Records shown

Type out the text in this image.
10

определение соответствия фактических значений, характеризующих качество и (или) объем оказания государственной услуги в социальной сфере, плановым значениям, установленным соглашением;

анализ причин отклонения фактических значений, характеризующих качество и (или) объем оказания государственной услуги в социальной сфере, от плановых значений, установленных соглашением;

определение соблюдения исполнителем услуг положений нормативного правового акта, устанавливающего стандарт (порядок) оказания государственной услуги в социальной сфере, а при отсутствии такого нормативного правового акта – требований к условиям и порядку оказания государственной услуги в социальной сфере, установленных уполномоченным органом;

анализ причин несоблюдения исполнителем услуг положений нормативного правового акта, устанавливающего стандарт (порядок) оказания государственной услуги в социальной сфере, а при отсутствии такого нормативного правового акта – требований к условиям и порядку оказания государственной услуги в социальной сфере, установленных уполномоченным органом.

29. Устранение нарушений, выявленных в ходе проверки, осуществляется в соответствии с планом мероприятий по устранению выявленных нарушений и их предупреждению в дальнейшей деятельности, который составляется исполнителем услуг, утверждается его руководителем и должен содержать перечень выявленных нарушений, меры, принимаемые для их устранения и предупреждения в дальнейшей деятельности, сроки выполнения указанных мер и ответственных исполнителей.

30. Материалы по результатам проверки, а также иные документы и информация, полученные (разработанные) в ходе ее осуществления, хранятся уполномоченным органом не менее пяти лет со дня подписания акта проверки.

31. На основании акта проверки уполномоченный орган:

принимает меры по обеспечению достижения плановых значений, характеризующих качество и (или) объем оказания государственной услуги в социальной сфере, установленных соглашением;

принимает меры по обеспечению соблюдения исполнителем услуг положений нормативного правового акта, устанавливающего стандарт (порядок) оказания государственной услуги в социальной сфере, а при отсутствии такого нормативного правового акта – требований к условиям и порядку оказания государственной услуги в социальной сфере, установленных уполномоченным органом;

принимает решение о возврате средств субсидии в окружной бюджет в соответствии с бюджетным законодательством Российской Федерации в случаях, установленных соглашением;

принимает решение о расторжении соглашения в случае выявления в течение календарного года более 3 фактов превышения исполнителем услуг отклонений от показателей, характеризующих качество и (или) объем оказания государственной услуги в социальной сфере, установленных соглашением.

The request
Repeat back the data above, exact to the last character.

Final result
Type out the text in this image.
10

определение соответствия фактических значений, характеризующих качество и (или) объем оказания государственной услуги в социальной сфере, плановым значениям, установленным соглашением;

анализ причин отклонения фактических значений, характеризующих качество и (или) объем оказания государственной услуги в социальной сфере, от плановых значений, установленных соглашением;

определение соблюдения исполнителем услуг положений нормативного правового акта, устанавливающего стандарт (порядок) оказания государственной услуги в социальной сфере, а при отсутствии такого нормативного правового акта – требований к условиям и порядку оказания государственной услуги в социальной сфере, установленных уполномоченным органом;

анализ причин несоблюдения исполнителем услуг положений нормативного правового акта, устанавливающего стандарт (порядок) оказания государственной услуги в социальной сфере, а при отсутствии такого нормативного правового акта – требований к условиям и порядку оказания государственной услуги в социальной сфере, установленных уполномоченным органом.

29. Устранение нарушений, выявленных в ходе проверки, осуществляется в соответствии с планом мероприятий по устранению выявленных нарушений и их предупреждению в дальнейшей деятельности, который составляется исполнителем услуг, утверждается его руководителем и должен содержать перечень выявленных нарушений, меры, принимаемые для их устранения и предупреждения в дальнейшей деятельности, сроки выполнения указанных мер и ответственных исполнителей.

30. Материалы по результатам проверки, а также иные документы и информация, полученные (разработанные) в ходе ее осуществления, хранятся уполномоченным органом не менее пяти лет со дня подписания акта проверки.

31. На основании акта проверки уполномоченный орган:

принимает меры по обеспечению достижения плановых значений, характеризующих качество и (или) объем оказания государственной услуги в социальной сфере, установленных соглашением;

принимает меры по обеспечению соблюдения исполнителем услуг положений нормативного правового акта, устанавливающего стандарт (порядок) оказания государственной услуги в социальной сфере, а при отсутствии такого нормативного правового акта – требований к условиям и порядку оказания государственной услуги в социальной сфере, установленных уполномоченным органом;

принимает решение о возврате средств субсидии в окружной бюджет в соответствии с бюджетным законодательством Российской Федерации в случаях, установленных соглашением;

принимает решение о расторжении соглашения в случае выявления в течение календарного года более 3 фактов превышения исполнителем услуг отклонений от показателей, характеризующих качество и (или) объем оказания государственной услуги в социальной сфере, установленных соглашением.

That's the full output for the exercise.